● **What to work on**: Repeat each entry as written, dropping any picture you find.
* Start *
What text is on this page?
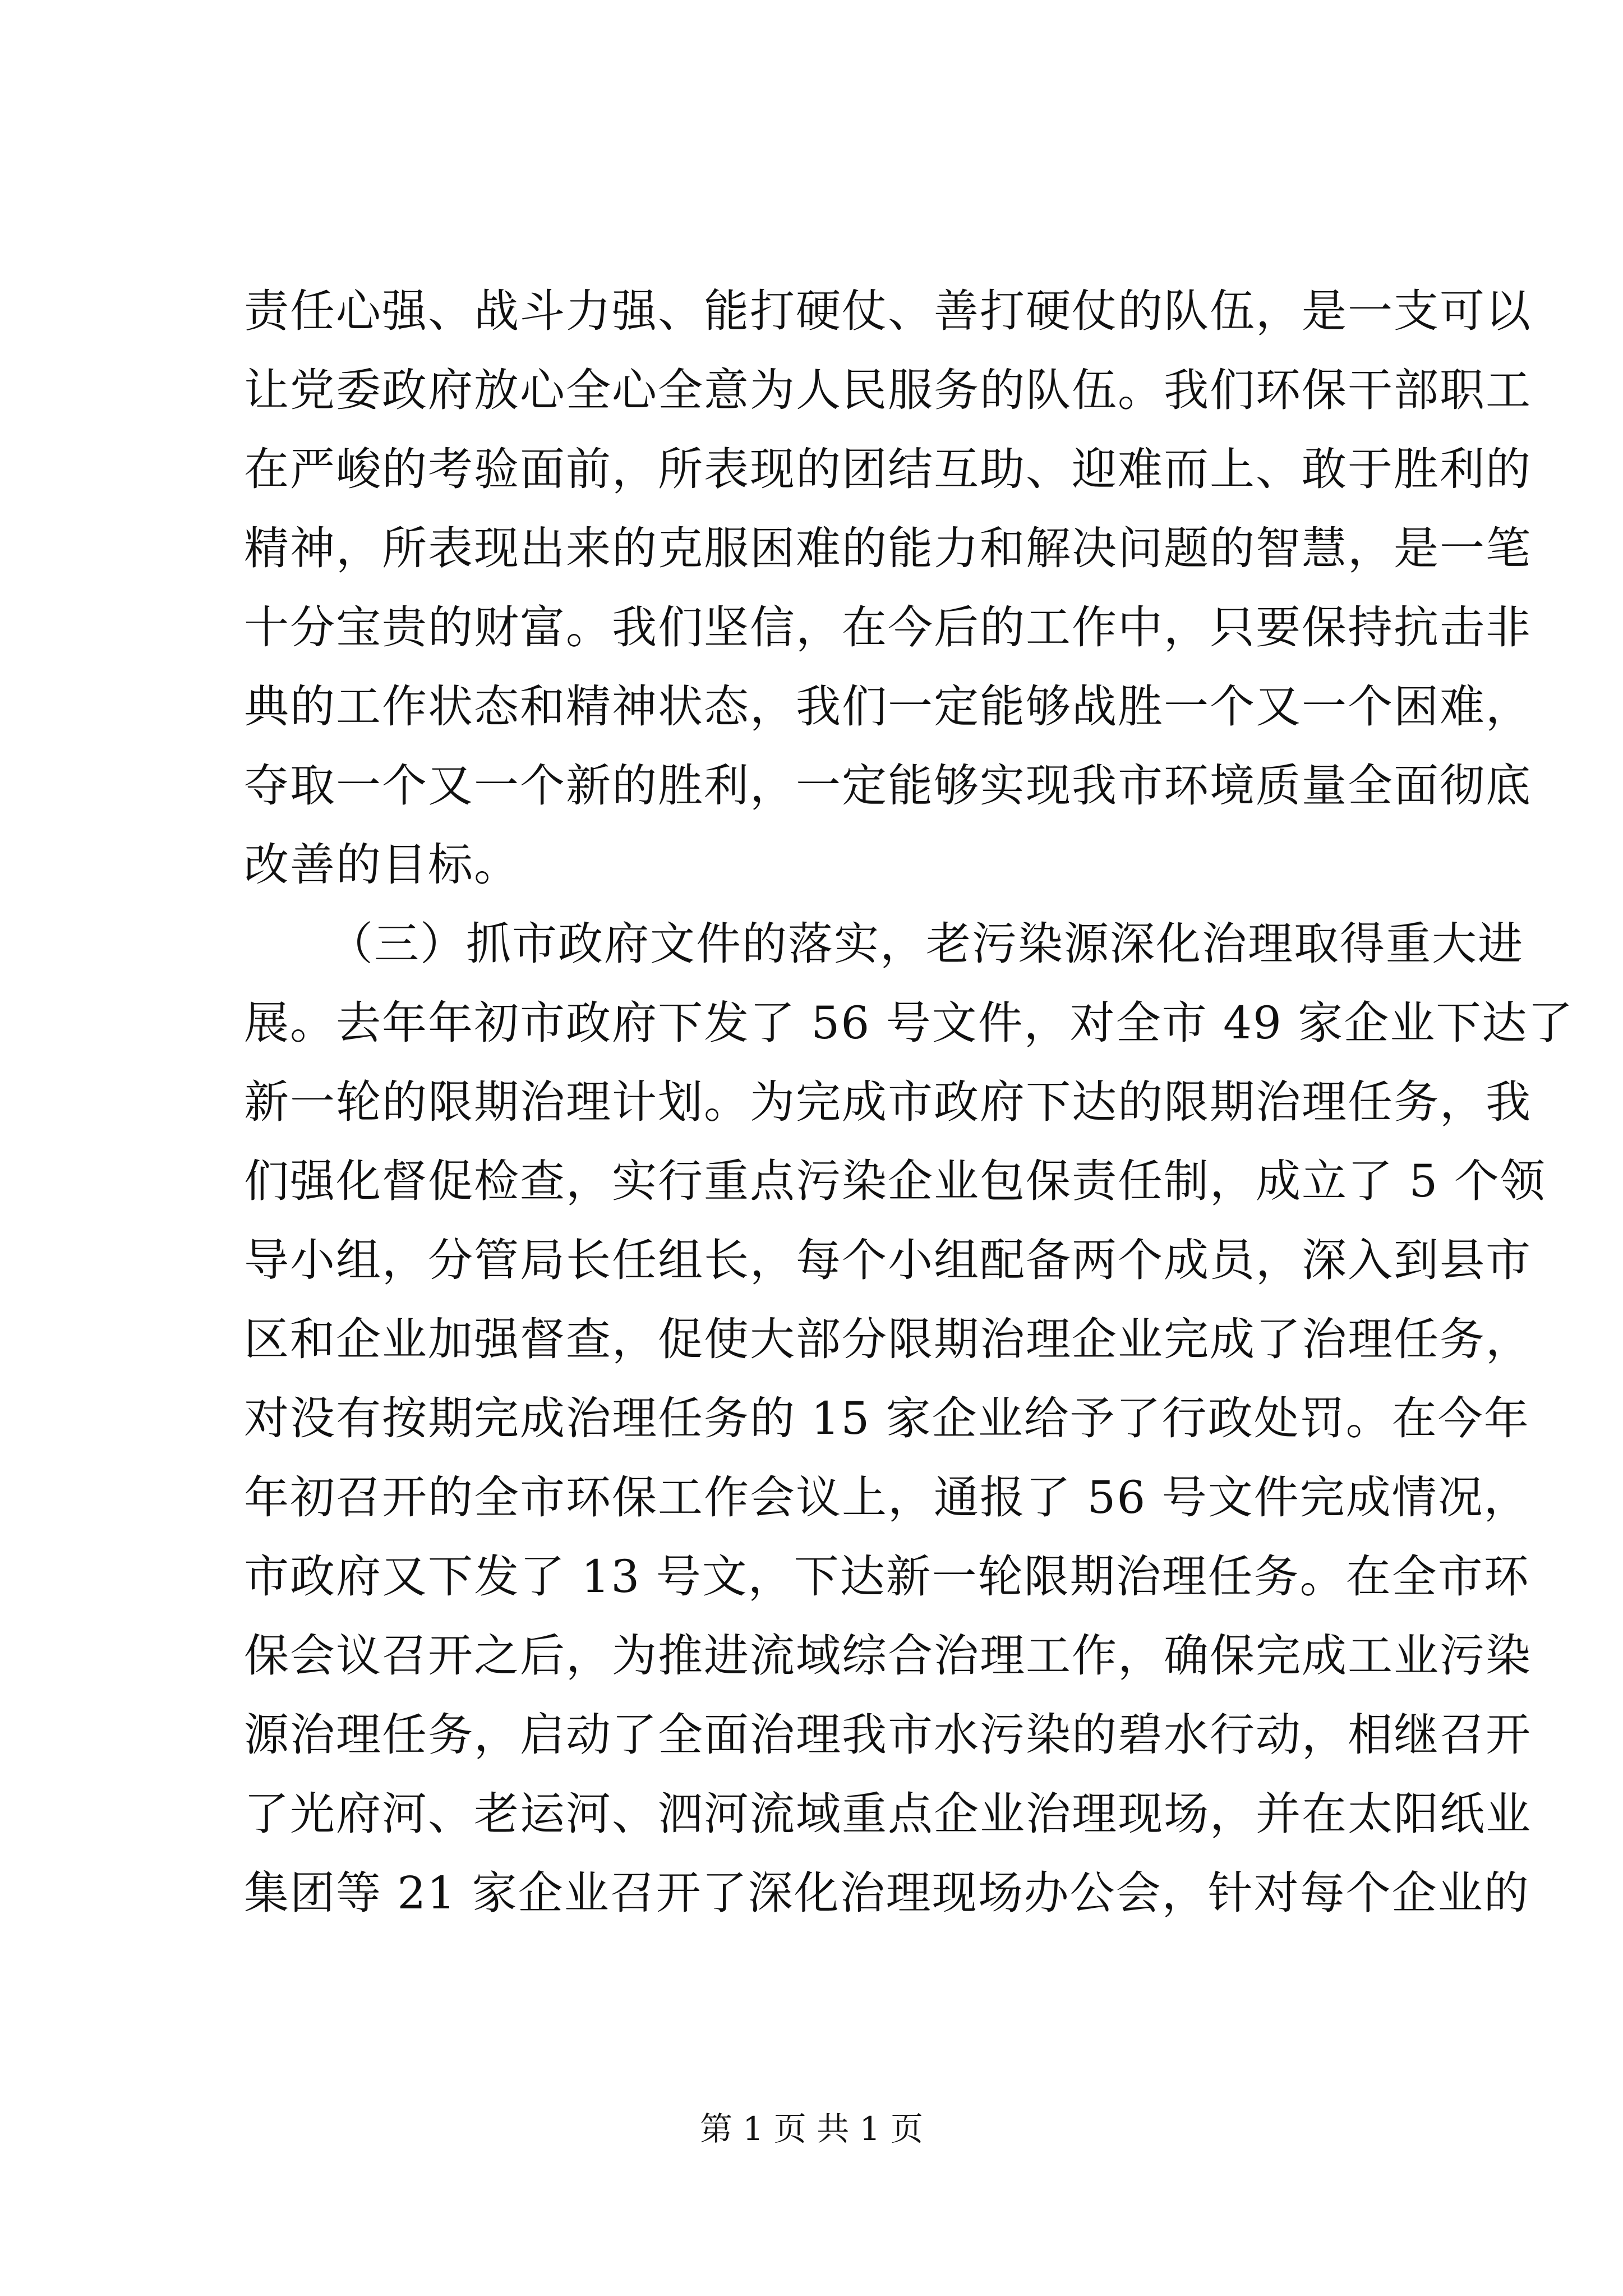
责任心强、战斗力强、能打硬仗、善打硬仗的队伍，是一支可以
让党委政府放心全心全意为人民服务的队伍。我们环保干部职工
在严峻的考验面前，所表现的团结互助、迎难而上、敢于胜利的
精神，所表现出来的克服困难的能力和解决问题的智慧，是一笔
十分宝贵的财富。我们坚信，在今后的工作中，只要保持抗击非
典的工作状态和精神状态，我们一定能够战胜一个又一个困难，
夺取一个又一个新的胜利，一定能够实现我市环境质量全面彻底
改善的目标。
（三）抓市政府文件的落实，老污染源深化治理取得重大进
展。去年年初市政府下发了 56 号文件，对全市 49 家企业下达了
新一轮的限期治理计划。为完成市政府下达的限期治理任务，我
们强化督促检查，实行重点污染企业包保责任制，成立了 5 个领
导小组，分管局长任组长，每个小组配备两个成员，深入到县市
区和企业加强督查，促使大部分限期治理企业完成了治理任务，
对没有按期完成治理任务的 15 家企业给予了行政处罚。在今年
年初召开的全市环保工作会议上，通报了 56 号文件完成情况，
市政府又下发了 13 号文，下达新一轮限期治理任务。在全市环
保会议召开之后，为推进流域综合治理工作，确保完成工业污染
源治理任务，启动了全面治理我市水污染的碧水行动，相继召开
了光府河、老运河、泗河流域重点企业治理现场，并在太阳纸业
集团等 21 家企业召开了深化治理现场办公会，针对每个企业的
第 1 页 共 1 页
* End *
● **Task answer**:
What text is on this page?
责任心强、战斗力强、能打硬仗、善打硬仗的队伍，是一支可以
让党委政府放心全心全意为人民服务的队伍。我们环保干部职工
在严峻的考验面前，所表现的团结互助、迎难而上、敢于胜利的
精神，所表现出来的克服困难的能力和解决问题的智慧，是一笔
十分宝贵的财富。我们坚信，在今后的工作中，只要保持抗击非
典的工作状态和精神状态，我们一定能够战胜一个又一个困难，
夺取一个又一个新的胜利，一定能够实现我市环境质量全面彻底
改善的目标。
（三）抓市政府文件的落实，老污染源深化治理取得重大进
展。去年年初市政府下发了 56 号文件，对全市 49 家企业下达了
新一轮的限期治理计划。为完成市政府下达的限期治理任务，我
们强化督促检查，实行重点污染企业包保责任制，成立了 5 个领
导小组，分管局长任组长，每个小组配备两个成员，深入到县市
区和企业加强督查，促使大部分限期治理企业完成了治理任务，
对没有按期完成治理任务的 15 家企业给予了行政处罚。在今年
年初召开的全市环保工作会议上，通报了 56 号文件完成情况，
市政府又下发了 13 号文，下达新一轮限期治理任务。在全市环
保会议召开之后，为推进流域综合治理工作，确保完成工业污染
源治理任务，启动了全面治理我市水污染的碧水行动，相继召开
了光府河、老运河、泗河流域重点企业治理现场，并在太阳纸业
集团等 21 家企业召开了深化治理现场办公会，针对每个企业的
第 1 页 共 1 页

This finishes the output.